## Exercise prompt
Reproduce every line, starting at the one that contains "Output the text content of this document." and ending at the last line of the data, exactly as it stands; pictures are omitted.

(Saved entries)
▼▼▼

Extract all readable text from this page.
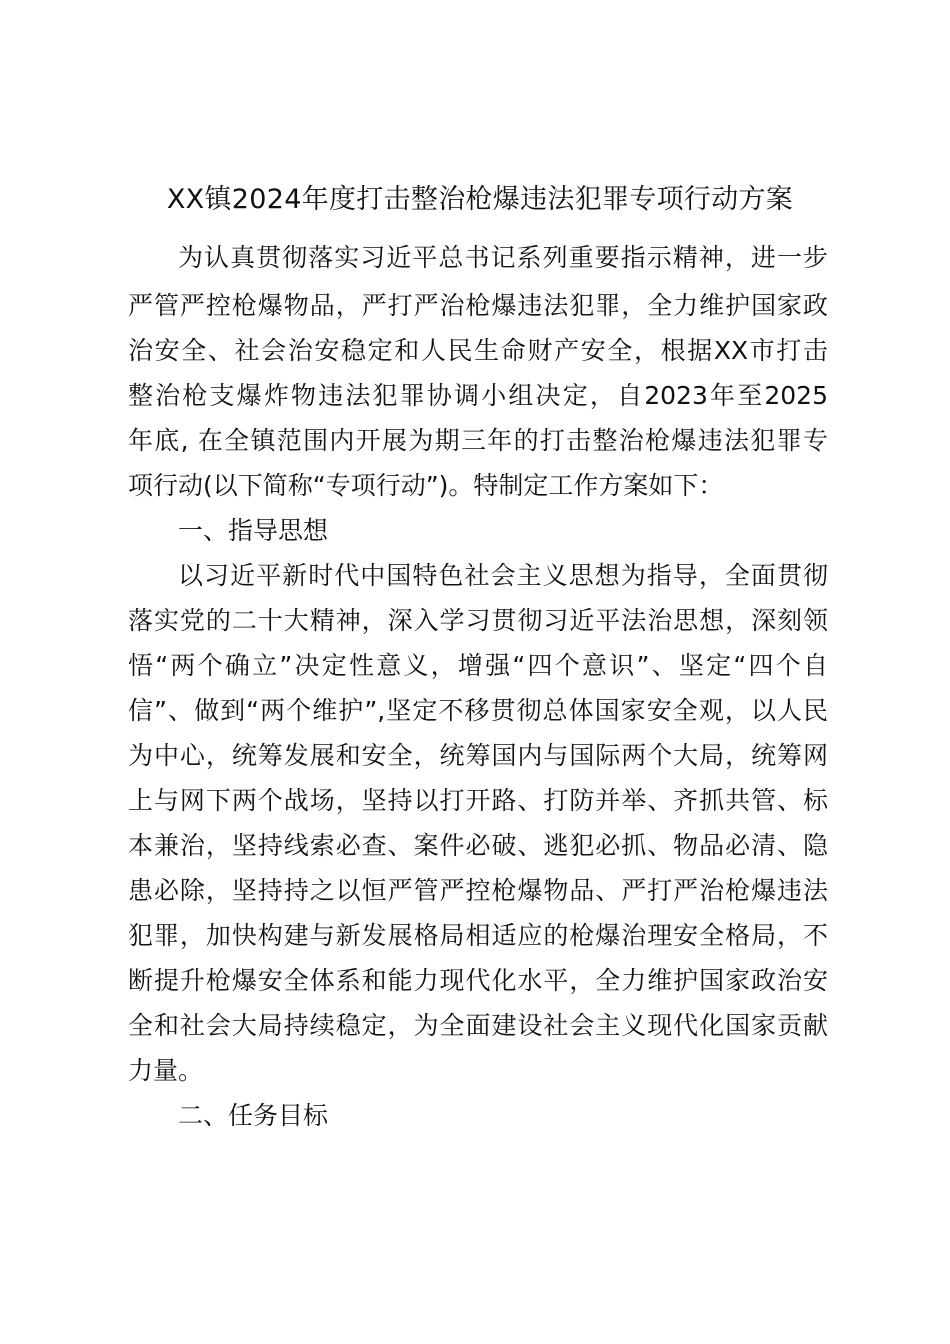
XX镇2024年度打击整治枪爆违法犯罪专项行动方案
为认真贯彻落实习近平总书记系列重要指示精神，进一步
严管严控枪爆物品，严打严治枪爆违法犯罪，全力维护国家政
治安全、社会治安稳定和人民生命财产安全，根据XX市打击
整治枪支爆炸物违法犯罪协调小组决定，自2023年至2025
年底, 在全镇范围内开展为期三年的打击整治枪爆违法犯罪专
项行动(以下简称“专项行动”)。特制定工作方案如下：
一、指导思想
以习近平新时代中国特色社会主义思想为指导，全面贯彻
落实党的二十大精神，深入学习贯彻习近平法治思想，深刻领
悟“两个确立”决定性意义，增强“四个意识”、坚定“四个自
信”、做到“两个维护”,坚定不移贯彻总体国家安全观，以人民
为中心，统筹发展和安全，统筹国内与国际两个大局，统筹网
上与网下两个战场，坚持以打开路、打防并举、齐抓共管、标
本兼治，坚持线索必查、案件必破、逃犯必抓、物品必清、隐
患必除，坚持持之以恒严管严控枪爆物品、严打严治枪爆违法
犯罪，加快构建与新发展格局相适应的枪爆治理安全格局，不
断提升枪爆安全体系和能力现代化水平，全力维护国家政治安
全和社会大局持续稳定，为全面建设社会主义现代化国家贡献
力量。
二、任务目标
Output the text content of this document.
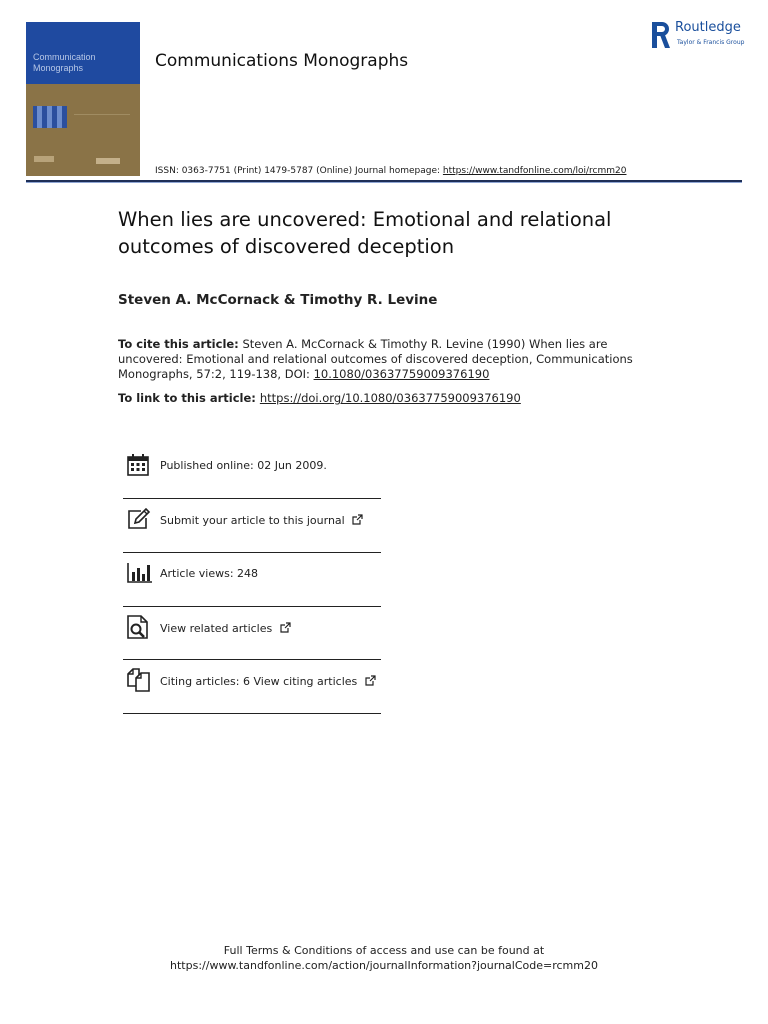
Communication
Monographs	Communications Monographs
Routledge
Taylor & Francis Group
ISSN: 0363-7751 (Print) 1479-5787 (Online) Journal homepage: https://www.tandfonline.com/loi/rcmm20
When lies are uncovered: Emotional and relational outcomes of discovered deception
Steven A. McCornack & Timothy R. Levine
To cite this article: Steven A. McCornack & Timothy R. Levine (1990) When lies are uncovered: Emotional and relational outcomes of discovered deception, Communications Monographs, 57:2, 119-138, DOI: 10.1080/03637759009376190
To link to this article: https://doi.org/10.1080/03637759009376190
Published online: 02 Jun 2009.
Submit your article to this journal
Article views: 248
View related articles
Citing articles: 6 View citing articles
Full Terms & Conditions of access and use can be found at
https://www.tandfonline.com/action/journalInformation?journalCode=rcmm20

▲▲▲

## The output
Output the text content of this document.
Communication
Monographs	Communications Monographs
Routledge
Taylor & Francis Group
ISSN: 0363-7751 (Print) 1479-5787 (Online) Journal homepage: https://www.tandfonline.com/loi/rcmm20
When lies are uncovered: Emotional and relational outcomes of discovered deception
Steven A. McCornack & Timothy R. Levine
To cite this article: Steven A. McCornack & Timothy R. Levine (1990) When lies are uncovered: Emotional and relational outcomes of discovered deception, Communications Monographs, 57:2, 119-138, DOI: 10.1080/03637759009376190
To link to this article: https://doi.org/10.1080/03637759009376190
Published online: 02 Jun 2009.
Submit your article to this journal
Article views: 248
View related articles
Citing articles: 6 View citing articles
Full Terms & Conditions of access and use can be found at
https://www.tandfonline.com/action/journalInformation?journalCode=rcmm20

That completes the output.